SHORT TASK> Scan the listing and work out how many lines contain the word "from". Nothing but the number should be given.
#### ENTRIES SUPPLIED
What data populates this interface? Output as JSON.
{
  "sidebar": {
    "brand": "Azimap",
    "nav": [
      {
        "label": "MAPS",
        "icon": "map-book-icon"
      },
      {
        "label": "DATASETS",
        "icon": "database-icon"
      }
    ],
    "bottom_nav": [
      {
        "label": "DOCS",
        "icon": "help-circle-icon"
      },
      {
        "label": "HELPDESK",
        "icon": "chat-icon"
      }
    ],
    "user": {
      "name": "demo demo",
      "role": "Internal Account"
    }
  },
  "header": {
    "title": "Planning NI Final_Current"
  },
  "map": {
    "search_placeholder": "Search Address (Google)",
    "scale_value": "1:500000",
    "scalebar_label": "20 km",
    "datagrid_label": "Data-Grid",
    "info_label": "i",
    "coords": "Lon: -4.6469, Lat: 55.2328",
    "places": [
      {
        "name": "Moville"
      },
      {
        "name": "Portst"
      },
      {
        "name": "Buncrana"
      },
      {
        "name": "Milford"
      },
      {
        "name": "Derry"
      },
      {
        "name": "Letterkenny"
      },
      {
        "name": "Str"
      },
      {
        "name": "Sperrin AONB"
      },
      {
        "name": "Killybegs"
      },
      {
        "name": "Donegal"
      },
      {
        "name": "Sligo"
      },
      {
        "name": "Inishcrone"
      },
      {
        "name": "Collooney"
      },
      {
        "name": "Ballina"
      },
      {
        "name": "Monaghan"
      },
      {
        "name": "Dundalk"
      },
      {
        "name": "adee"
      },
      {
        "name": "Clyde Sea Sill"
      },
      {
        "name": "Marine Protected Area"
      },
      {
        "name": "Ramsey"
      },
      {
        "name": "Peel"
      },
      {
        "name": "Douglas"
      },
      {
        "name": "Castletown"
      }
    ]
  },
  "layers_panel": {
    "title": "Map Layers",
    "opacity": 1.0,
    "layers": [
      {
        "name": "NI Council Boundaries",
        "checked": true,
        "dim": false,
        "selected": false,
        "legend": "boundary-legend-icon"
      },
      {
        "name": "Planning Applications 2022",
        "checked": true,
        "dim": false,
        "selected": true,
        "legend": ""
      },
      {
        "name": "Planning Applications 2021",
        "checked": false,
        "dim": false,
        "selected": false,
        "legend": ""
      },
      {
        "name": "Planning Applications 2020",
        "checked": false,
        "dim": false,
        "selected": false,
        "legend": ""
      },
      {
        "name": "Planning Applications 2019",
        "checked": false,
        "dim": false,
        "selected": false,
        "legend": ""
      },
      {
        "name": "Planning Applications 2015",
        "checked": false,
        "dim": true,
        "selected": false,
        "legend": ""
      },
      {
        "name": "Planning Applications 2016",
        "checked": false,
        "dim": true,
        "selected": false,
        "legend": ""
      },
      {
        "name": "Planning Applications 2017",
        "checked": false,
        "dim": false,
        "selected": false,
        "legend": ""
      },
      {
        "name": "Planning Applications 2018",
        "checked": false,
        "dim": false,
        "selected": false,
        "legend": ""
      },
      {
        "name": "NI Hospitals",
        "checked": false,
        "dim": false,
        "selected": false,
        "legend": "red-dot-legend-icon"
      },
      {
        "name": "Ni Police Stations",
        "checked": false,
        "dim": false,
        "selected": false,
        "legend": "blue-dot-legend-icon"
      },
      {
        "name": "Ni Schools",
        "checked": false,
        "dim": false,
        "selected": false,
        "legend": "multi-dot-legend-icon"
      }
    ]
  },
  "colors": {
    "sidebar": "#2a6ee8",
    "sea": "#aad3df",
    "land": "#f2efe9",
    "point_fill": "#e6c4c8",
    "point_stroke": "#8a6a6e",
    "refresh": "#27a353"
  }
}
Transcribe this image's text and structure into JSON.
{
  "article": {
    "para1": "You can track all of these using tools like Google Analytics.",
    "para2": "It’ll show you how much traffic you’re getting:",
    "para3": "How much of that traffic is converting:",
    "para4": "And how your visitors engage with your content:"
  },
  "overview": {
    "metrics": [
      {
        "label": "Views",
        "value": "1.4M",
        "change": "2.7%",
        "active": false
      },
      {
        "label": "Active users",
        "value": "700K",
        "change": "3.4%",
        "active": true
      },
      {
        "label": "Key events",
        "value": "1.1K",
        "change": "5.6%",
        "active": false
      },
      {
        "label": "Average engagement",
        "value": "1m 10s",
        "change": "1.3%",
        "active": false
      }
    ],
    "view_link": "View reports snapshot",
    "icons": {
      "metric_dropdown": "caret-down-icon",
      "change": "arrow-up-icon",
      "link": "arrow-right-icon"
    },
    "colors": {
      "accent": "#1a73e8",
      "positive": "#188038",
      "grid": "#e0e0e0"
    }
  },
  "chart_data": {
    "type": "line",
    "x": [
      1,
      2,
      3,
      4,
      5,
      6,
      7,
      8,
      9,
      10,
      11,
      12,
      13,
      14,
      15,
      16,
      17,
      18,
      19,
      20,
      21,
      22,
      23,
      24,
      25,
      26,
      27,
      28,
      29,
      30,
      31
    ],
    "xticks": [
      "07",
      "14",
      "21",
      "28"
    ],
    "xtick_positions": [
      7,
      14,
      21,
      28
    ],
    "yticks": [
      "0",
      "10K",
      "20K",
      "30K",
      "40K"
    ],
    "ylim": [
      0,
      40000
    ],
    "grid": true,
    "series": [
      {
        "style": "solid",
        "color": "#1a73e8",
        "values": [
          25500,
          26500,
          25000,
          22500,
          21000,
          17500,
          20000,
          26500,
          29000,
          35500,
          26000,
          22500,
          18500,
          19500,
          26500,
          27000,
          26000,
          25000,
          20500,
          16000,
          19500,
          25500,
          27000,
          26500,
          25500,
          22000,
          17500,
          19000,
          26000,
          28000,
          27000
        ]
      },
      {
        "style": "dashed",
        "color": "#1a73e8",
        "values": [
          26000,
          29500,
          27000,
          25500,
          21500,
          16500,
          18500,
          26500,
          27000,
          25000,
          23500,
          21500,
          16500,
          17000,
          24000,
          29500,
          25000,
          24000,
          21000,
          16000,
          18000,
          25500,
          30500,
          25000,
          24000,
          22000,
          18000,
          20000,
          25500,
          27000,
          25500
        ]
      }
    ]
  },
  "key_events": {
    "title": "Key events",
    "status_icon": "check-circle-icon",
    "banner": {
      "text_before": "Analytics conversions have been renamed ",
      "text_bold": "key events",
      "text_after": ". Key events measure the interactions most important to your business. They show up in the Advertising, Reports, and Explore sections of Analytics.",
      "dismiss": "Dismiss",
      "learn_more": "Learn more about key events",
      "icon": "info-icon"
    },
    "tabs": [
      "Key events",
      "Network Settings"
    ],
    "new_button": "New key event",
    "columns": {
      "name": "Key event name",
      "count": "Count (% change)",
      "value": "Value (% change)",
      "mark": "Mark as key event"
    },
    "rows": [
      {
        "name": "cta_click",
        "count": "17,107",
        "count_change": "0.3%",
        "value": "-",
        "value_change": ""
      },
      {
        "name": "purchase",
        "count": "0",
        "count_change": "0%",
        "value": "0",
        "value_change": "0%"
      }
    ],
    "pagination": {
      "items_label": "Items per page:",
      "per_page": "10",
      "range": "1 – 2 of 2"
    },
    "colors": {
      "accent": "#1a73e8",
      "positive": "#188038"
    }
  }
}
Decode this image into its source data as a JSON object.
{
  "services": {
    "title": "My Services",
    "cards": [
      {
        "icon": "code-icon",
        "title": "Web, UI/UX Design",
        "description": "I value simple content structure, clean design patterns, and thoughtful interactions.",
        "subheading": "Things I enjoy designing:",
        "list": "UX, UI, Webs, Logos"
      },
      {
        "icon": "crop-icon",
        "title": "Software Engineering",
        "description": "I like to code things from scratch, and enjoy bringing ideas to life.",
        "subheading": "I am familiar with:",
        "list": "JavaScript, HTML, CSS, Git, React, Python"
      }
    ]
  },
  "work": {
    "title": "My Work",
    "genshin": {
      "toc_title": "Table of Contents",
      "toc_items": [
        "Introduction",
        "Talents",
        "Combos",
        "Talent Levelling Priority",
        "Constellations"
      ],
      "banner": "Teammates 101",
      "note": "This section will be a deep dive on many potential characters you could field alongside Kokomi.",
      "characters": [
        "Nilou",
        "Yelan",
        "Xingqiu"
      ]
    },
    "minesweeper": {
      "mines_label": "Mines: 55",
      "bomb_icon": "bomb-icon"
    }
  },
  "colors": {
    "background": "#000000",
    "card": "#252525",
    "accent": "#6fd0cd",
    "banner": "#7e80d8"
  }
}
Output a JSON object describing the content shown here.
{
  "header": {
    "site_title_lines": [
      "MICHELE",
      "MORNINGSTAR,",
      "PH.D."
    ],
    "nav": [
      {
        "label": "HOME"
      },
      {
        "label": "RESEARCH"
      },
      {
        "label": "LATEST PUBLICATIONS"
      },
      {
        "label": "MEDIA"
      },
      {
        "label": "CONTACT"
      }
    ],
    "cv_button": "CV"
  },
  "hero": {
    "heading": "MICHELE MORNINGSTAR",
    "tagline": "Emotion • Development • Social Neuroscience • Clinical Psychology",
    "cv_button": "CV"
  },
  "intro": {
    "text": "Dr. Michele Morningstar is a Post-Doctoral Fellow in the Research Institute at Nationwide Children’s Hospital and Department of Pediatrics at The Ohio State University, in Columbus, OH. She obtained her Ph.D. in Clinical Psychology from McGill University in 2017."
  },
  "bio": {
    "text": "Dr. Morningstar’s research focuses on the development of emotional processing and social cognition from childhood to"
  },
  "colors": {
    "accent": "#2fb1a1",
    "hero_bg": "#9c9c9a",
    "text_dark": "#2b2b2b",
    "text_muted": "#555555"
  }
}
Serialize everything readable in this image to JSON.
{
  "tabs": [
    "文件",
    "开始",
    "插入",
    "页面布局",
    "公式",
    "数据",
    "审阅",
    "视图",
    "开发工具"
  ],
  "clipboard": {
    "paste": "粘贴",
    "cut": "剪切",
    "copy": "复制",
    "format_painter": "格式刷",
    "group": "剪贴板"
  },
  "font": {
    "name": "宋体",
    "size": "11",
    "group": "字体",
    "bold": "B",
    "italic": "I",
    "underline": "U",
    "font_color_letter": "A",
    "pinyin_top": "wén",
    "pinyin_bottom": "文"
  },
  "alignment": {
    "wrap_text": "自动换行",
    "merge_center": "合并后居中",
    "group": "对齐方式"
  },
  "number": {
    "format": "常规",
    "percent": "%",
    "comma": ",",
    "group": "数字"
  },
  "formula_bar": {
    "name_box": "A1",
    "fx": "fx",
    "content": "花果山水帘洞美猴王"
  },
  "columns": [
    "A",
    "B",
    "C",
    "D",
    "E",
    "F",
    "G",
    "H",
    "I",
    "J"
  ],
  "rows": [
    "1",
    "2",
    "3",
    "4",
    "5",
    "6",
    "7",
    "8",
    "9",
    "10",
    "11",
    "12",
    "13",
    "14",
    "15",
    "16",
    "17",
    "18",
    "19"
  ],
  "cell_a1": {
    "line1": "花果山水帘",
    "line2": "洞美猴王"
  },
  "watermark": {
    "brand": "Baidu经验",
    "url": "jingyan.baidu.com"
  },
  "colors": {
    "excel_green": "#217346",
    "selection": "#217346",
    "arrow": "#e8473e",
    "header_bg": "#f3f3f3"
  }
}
########
TASK SOLUTION> 3